EXERCISE REQUIREMENTS :: Find each line holding the word "progress" and give the total alone.

[Dataset entries]
[start]

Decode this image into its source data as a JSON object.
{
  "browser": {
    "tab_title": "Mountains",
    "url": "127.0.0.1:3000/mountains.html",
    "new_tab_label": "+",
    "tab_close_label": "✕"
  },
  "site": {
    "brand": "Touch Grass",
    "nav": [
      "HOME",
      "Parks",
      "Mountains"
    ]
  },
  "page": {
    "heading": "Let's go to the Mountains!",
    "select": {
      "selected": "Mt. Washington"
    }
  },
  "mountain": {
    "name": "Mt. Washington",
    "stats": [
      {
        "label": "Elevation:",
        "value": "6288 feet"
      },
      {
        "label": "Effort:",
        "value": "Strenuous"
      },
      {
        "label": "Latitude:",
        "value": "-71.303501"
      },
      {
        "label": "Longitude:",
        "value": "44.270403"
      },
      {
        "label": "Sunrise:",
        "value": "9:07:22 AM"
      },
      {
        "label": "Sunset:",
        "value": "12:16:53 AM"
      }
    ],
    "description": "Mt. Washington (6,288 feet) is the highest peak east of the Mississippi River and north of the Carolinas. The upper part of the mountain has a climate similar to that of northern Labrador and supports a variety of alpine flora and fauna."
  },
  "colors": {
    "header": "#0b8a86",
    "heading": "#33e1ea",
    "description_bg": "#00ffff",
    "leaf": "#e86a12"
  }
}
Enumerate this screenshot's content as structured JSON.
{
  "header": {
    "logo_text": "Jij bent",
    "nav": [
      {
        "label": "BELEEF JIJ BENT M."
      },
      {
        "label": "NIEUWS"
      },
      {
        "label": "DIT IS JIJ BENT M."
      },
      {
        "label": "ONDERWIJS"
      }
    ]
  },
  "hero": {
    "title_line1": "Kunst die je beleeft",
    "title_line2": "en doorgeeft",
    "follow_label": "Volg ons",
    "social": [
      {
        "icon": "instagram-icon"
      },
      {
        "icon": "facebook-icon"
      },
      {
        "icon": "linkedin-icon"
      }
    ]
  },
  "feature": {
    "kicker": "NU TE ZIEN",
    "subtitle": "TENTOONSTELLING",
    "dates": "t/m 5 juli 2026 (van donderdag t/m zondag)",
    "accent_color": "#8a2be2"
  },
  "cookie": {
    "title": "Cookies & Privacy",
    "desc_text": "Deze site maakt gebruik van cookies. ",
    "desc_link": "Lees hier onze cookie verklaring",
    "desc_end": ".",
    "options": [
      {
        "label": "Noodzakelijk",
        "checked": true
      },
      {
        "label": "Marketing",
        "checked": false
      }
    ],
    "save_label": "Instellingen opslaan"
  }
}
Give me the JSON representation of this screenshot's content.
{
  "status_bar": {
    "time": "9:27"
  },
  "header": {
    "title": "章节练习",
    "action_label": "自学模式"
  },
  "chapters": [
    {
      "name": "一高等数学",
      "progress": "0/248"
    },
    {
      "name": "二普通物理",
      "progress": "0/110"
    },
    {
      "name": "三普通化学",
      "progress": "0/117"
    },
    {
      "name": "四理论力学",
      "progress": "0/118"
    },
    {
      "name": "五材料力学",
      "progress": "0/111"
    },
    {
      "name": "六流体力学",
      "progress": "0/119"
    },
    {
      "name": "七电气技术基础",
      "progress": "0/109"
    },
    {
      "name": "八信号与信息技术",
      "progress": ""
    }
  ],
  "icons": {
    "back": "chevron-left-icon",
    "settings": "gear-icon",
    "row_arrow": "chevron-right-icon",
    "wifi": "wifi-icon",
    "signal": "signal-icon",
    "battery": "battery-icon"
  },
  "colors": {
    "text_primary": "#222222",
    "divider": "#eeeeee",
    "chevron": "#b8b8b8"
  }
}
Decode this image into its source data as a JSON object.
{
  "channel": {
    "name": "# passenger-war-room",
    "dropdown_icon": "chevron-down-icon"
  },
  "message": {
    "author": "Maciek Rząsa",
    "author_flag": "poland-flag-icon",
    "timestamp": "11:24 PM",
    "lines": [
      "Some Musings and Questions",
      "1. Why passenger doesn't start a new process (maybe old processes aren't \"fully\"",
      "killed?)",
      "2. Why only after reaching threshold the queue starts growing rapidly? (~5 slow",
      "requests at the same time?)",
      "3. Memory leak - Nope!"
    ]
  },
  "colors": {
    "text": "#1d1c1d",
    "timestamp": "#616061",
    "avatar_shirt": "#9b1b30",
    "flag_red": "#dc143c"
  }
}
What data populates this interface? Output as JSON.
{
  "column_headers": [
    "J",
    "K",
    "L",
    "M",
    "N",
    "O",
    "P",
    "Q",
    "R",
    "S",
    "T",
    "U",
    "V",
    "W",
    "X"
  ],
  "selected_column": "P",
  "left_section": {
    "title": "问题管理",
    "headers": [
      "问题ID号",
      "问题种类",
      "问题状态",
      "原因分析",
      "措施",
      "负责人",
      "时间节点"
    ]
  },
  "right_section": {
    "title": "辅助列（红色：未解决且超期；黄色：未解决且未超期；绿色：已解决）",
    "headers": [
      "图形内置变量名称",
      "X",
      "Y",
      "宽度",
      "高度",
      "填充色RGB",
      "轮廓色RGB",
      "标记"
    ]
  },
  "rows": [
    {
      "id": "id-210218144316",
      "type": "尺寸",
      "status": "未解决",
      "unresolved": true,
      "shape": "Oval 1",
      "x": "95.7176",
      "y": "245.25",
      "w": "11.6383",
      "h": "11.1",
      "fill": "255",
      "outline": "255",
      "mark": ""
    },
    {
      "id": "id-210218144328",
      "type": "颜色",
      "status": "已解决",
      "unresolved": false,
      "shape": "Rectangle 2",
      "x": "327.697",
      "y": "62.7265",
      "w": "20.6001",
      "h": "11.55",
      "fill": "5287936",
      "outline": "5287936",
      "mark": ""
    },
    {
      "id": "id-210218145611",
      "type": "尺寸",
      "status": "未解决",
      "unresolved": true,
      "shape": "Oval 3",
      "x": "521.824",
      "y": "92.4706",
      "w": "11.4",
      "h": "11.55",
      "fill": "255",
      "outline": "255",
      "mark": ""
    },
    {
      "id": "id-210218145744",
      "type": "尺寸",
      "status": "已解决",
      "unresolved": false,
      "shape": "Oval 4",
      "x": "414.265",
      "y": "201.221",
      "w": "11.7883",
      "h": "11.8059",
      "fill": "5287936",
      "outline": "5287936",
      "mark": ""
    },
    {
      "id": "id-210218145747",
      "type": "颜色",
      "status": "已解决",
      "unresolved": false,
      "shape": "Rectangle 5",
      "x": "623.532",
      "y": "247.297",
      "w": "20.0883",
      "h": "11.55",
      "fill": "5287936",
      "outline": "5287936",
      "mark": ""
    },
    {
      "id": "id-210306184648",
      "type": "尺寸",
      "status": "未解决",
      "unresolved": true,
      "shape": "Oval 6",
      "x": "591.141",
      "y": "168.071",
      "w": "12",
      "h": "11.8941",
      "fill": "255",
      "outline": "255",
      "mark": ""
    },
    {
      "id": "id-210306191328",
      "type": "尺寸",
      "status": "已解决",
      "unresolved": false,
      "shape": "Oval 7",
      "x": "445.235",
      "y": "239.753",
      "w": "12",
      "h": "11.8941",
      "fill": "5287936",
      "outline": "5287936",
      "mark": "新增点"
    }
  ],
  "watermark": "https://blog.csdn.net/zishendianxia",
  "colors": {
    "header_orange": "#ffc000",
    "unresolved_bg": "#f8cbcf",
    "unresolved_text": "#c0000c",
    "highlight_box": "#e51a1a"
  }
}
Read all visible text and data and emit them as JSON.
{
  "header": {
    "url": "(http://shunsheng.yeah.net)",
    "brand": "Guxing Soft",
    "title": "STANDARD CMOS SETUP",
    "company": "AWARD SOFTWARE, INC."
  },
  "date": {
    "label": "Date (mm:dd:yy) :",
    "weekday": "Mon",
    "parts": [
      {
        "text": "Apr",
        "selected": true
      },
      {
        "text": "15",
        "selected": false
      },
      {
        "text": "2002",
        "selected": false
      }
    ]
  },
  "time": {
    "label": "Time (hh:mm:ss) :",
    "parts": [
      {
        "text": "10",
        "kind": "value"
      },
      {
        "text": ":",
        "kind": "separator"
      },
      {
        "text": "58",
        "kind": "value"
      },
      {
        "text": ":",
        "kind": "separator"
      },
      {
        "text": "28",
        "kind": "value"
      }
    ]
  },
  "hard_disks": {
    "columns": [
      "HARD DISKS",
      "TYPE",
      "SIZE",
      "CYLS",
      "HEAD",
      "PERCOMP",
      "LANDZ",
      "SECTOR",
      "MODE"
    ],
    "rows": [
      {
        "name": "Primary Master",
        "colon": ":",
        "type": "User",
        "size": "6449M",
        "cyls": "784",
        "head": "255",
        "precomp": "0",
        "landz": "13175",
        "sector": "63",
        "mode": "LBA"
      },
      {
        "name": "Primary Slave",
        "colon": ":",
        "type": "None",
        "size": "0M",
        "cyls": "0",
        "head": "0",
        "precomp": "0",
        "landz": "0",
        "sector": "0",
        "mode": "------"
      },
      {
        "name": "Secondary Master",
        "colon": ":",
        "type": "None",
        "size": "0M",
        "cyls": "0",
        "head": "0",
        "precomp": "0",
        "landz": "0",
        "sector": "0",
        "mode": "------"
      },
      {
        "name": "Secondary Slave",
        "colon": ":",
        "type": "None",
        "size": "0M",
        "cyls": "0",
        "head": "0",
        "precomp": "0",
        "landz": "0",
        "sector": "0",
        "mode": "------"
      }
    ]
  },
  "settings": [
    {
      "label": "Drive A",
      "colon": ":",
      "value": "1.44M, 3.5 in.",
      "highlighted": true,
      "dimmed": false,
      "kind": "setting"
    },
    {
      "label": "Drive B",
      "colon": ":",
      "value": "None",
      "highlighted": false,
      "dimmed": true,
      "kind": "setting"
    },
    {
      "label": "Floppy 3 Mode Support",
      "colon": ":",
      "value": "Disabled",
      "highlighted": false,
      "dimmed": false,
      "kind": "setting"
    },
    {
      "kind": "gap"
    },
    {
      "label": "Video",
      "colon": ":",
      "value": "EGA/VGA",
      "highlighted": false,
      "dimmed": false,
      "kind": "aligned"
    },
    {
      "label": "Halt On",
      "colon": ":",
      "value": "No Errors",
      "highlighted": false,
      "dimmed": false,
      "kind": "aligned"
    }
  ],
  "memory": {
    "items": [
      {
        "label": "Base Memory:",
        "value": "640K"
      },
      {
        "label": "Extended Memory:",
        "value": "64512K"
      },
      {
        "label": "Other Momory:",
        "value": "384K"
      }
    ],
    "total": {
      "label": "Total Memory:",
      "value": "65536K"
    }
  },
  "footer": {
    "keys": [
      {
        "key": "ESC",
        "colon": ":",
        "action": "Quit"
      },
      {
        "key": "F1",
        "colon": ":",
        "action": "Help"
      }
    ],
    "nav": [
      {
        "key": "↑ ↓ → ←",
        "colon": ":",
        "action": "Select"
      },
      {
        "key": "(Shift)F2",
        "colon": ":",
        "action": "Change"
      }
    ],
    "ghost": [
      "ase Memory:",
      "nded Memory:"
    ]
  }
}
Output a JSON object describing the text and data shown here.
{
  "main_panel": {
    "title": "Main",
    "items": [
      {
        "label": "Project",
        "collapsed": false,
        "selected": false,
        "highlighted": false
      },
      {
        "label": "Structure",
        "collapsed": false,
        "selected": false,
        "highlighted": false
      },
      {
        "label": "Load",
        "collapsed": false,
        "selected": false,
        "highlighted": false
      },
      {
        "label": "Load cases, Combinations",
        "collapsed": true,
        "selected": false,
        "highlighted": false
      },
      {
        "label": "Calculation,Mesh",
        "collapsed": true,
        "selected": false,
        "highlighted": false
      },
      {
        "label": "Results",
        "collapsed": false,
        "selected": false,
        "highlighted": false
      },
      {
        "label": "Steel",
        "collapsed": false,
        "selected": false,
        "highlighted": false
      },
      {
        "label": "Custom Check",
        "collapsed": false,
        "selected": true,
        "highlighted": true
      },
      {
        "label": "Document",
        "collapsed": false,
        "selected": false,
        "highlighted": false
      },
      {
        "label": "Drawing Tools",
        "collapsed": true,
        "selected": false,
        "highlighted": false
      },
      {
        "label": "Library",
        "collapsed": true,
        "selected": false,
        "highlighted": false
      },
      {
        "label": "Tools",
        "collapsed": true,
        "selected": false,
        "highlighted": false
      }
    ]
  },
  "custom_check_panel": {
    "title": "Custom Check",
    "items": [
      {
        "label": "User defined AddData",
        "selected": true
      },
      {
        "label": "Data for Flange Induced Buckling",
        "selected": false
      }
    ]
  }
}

[end]

WRITTEN ANSWER :: 8